▸ **TO DO**
Transcribe the material below exactly as it appears.

▸ **ENTRIES**
══════════
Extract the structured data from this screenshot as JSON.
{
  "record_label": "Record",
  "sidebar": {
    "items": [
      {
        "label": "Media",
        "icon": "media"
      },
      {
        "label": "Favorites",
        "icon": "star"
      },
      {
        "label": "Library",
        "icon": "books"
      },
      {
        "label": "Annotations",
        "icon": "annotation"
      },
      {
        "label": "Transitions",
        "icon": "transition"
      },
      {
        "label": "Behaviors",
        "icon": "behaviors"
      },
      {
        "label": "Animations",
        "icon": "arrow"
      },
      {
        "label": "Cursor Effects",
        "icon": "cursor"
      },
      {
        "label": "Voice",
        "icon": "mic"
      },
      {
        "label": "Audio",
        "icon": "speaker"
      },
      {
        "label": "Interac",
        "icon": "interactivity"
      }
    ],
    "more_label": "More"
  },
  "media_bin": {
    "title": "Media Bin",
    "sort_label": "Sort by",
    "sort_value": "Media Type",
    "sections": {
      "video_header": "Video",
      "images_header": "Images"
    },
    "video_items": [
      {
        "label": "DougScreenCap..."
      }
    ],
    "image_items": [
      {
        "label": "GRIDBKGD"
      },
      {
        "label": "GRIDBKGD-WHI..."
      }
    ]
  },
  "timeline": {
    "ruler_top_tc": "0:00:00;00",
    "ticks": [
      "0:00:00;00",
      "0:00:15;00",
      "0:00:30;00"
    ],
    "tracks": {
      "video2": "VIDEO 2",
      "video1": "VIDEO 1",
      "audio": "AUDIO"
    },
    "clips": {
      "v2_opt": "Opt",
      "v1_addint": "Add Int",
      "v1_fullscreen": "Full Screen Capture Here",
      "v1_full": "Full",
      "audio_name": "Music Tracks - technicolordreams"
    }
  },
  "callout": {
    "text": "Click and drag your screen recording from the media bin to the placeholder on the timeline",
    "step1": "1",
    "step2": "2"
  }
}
══════════
▸ **RESULT**
Extract the structured data from this screenshot as JSON.
{
  "record_label": "Record",
  "sidebar": {
    "items": [
      {
        "label": "Media",
        "icon": "media"
      },
      {
        "label": "Favorites",
        "icon": "star"
      },
      {
        "label": "Library",
        "icon": "books"
      },
      {
        "label": "Annotations",
        "icon": "annotation"
      },
      {
        "label": "Transitions",
        "icon": "transition"
      },
      {
        "label": "Behaviors",
        "icon": "behaviors"
      },
      {
        "label": "Animations",
        "icon": "arrow"
      },
      {
        "label": "Cursor Effects",
        "icon": "cursor"
      },
      {
        "label": "Voice",
        "icon": "mic"
      },
      {
        "label": "Audio",
        "icon": "speaker"
      },
      {
        "label": "Interac",
        "icon": "interactivity"
      }
    ],
    "more_label": "More"
  },
  "media_bin": {
    "title": "Media Bin",
    "sort_label": "Sort by",
    "sort_value": "Media Type",
    "sections": {
      "video_header": "Video",
      "images_header": "Images"
    },
    "video_items": [
      {
        "label": "DougScreenCap..."
      }
    ],
    "image_items": [
      {
        "label": "GRIDBKGD"
      },
      {
        "label": "GRIDBKGD-WHI..."
      }
    ]
  },
  "timeline": {
    "ruler_top_tc": "0:00:00;00",
    "ticks": [
      "0:00:00;00",
      "0:00:15;00",
      "0:00:30;00"
    ],
    "tracks": {
      "video2": "VIDEO 2",
      "video1": "VIDEO 1",
      "audio": "AUDIO"
    },
    "clips": {
      "v2_opt": "Opt",
      "v1_addint": "Add Int",
      "v1_fullscreen": "Full Screen Capture Here",
      "v1_full": "Full",
      "audio_name": "Music Tracks - technicolordreams"
    }
  },
  "callout": {
    "text": "Click and drag your screen recording from the media bin to the placeholder on the timeline",
    "step1": "1",
    "step2": "2"
  }
}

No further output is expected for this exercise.